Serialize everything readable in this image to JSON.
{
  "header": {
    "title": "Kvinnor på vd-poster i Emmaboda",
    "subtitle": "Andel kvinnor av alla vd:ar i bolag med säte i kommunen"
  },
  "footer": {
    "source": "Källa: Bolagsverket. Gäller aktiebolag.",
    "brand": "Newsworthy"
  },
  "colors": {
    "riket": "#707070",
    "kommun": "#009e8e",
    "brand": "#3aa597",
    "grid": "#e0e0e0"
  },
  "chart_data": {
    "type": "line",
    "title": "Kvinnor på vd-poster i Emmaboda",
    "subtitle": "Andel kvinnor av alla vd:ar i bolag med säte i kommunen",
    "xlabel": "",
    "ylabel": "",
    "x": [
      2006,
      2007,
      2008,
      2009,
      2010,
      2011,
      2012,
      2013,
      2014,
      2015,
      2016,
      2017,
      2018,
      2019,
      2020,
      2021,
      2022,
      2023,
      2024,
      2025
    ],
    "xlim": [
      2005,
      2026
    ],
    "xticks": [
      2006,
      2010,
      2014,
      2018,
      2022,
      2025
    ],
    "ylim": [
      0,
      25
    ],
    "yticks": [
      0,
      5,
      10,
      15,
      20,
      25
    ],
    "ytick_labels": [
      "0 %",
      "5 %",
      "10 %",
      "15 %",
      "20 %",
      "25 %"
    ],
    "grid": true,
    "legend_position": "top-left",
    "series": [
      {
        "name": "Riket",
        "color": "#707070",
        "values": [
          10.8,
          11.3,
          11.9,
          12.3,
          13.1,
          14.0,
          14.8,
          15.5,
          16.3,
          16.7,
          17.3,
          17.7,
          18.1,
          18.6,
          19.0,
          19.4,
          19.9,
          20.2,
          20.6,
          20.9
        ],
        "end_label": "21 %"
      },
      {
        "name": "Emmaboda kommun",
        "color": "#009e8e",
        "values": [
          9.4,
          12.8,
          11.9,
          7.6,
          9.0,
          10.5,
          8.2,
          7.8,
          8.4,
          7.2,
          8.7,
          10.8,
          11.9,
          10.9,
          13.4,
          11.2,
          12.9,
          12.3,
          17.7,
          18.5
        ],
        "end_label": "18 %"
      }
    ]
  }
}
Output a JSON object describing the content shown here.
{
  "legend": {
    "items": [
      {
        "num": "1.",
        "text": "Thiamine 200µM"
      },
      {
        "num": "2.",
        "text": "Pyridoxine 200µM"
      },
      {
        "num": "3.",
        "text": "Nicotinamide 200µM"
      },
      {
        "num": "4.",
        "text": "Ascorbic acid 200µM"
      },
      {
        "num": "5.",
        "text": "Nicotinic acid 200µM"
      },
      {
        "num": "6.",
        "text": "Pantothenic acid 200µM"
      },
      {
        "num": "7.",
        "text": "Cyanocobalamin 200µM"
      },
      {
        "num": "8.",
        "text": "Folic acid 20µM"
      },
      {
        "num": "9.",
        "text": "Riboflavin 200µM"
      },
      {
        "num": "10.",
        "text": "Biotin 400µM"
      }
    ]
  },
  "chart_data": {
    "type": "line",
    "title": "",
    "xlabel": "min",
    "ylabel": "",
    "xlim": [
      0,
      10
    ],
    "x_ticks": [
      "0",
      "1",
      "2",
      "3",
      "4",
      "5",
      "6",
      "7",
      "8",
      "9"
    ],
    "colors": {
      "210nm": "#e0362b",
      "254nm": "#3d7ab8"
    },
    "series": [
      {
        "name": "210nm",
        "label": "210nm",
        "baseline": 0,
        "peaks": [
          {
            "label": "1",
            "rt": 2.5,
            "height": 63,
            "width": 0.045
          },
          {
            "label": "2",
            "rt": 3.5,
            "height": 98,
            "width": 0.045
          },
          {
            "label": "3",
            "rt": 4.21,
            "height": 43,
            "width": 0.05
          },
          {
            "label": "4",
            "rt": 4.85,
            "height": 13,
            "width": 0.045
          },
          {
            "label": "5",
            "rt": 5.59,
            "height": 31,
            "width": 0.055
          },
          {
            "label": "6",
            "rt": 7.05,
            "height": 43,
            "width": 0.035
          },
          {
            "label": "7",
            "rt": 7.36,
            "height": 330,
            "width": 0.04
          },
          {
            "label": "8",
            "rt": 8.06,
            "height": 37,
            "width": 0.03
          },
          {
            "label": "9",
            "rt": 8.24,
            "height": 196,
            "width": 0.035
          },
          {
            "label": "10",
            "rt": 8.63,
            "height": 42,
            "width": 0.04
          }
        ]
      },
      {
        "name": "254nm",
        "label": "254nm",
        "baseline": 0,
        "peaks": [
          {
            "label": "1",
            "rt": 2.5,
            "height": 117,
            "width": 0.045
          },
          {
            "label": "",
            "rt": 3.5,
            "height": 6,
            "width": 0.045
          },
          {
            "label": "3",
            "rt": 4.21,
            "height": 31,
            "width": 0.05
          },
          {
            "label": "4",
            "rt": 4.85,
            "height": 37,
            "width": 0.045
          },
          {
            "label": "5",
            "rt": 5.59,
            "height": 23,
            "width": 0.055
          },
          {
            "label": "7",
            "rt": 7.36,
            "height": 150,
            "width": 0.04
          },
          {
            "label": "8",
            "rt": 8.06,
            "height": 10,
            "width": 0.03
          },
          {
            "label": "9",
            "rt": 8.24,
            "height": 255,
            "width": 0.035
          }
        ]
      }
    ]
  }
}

◆ **Requirements**
Quote every line of the data, word for word.

◆ **Reply**
Serialize everything readable in this image to JSON.
{
  "header": {
    "title": "Kvinnor på vd-poster i Emmaboda",
    "subtitle": "Andel kvinnor av alla vd:ar i bolag med säte i kommunen"
  },
  "footer": {
    "source": "Källa: Bolagsverket. Gäller aktiebolag.",
    "brand": "Newsworthy"
  },
  "colors": {
    "riket": "#707070",
    "kommun": "#009e8e",
    "brand": "#3aa597",
    "grid": "#e0e0e0"
  },
  "chart_data": {
    "type": "line",
    "title": "Kvinnor på vd-poster i Emmaboda",
    "subtitle": "Andel kvinnor av alla vd:ar i bolag med säte i kommunen",
    "xlabel": "",
    "ylabel": "",
    "x": [
      2006,
      2007,
      2008,
      2009,
      2010,
      2011,
      2012,
      2013,
      2014,
      2015,
      2016,
      2017,
      2018,
      2019,
      2020,
      2021,
      2022,
      2023,
      2024,
      2025
    ],
    "xlim": [
      2005,
      2026
    ],
    "xticks": [
      2006,
      2010,
      2014,
      2018,
      2022,
      2025
    ],
    "ylim": [
      0,
      25
    ],
    "yticks": [
      0,
      5,
      10,
      15,
      20,
      25
    ],
    "ytick_labels": [
      "0 %",
      "5 %",
      "10 %",
      "15 %",
      "20 %",
      "25 %"
    ],
    "grid": true,
    "legend_position": "top-left",
    "series": [
      {
        "name": "Riket",
        "color": "#707070",
        "values": [
          10.8,
          11.3,
          11.9,
          12.3,
          13.1,
          14.0,
          14.8,
          15.5,
          16.3,
          16.7,
          17.3,
          17.7,
          18.1,
          18.6,
          19.0,
          19.4,
          19.9,
          20.2,
          20.6,
          20.9
        ],
        "end_label": "21 %"
      },
      {
        "name": "Emmaboda kommun",
        "color": "#009e8e",
        "values": [
          9.4,
          12.8,
          11.9,
          7.6,
          9.0,
          10.5,
          8.2,
          7.8,
          8.4,
          7.2,
          8.7,
          10.8,
          11.9,
          10.9,
          13.4,
          11.2,
          12.9,
          12.3,
          17.7,
          18.5
        ],
        "end_label": "18 %"
      }
    ]
  }
}
Output a JSON object describing the content shown here.
{
  "legend": {
    "items": [
      {
        "num": "1.",
        "text": "Thiamine 200µM"
      },
      {
        "num": "2.",
        "text": "Pyridoxine 200µM"
      },
      {
        "num": "3.",
        "text": "Nicotinamide 200µM"
      },
      {
        "num": "4.",
        "text": "Ascorbic acid 200µM"
      },
      {
        "num": "5.",
        "text": "Nicotinic acid 200µM"
      },
      {
        "num": "6.",
        "text": "Pantothenic acid 200µM"
      },
      {
        "num": "7.",
        "text": "Cyanocobalamin 200µM"
      },
      {
        "num": "8.",
        "text": "Folic acid 20µM"
      },
      {
        "num": "9.",
        "text": "Riboflavin 200µM"
      },
      {
        "num": "10.",
        "text": "Biotin 400µM"
      }
    ]
  },
  "chart_data": {
    "type": "line",
    "title": "",
    "xlabel": "min",
    "ylabel": "",
    "xlim": [
      0,
      10
    ],
    "x_ticks": [
      "0",
      "1",
      "2",
      "3",
      "4",
      "5",
      "6",
      "7",
      "8",
      "9"
    ],
    "colors": {
      "210nm": "#e0362b",
      "254nm": "#3d7ab8"
    },
    "series": [
      {
        "name": "210nm",
        "label": "210nm",
        "baseline": 0,
        "peaks": [
          {
            "label": "1",
            "rt": 2.5,
            "height": 63,
            "width": 0.045
          },
          {
            "label": "2",
            "rt": 3.5,
            "height": 98,
            "width": 0.045
          },
          {
            "label": "3",
            "rt": 4.21,
            "height": 43,
            "width": 0.05
          },
          {
            "label": "4",
            "rt": 4.85,
            "height": 13,
            "width": 0.045
          },
          {
            "label": "5",
            "rt": 5.59,
            "height": 31,
            "width": 0.055
          },
          {
            "label": "6",
            "rt": 7.05,
            "height": 43,
            "width": 0.035
          },
          {
            "label": "7",
            "rt": 7.36,
            "height": 330,
            "width": 0.04
          },
          {
            "label": "8",
            "rt": 8.06,
            "height": 37,
            "width": 0.03
          },
          {
            "label": "9",
            "rt": 8.24,
            "height": 196,
            "width": 0.035
          },
          {
            "label": "10",
            "rt": 8.63,
            "height": 42,
            "width": 0.04
          }
        ]
      },
      {
        "name": "254nm",
        "label": "254nm",
        "baseline": 0,
        "peaks": [
          {
            "label": "1",
            "rt": 2.5,
            "height": 117,
            "width": 0.045
          },
          {
            "label": "",
            "rt": 3.5,
            "height": 6,
            "width": 0.045
          },
          {
            "label": "3",
            "rt": 4.21,
            "height": 31,
            "width": 0.05
          },
          {
            "label": "4",
            "rt": 4.85,
            "height": 37,
            "width": 0.045
          },
          {
            "label": "5",
            "rt": 5.59,
            "height": 23,
            "width": 0.055
          },
          {
            "label": "7",
            "rt": 7.36,
            "height": 150,
            "width": 0.04
          },
          {
            "label": "8",
            "rt": 8.06,
            "height": 10,
            "width": 0.03
          },
          {
            "label": "9",
            "rt": 8.24,
            "height": 255,
            "width": 0.035
          }
        ]
      }
    ]
  }
}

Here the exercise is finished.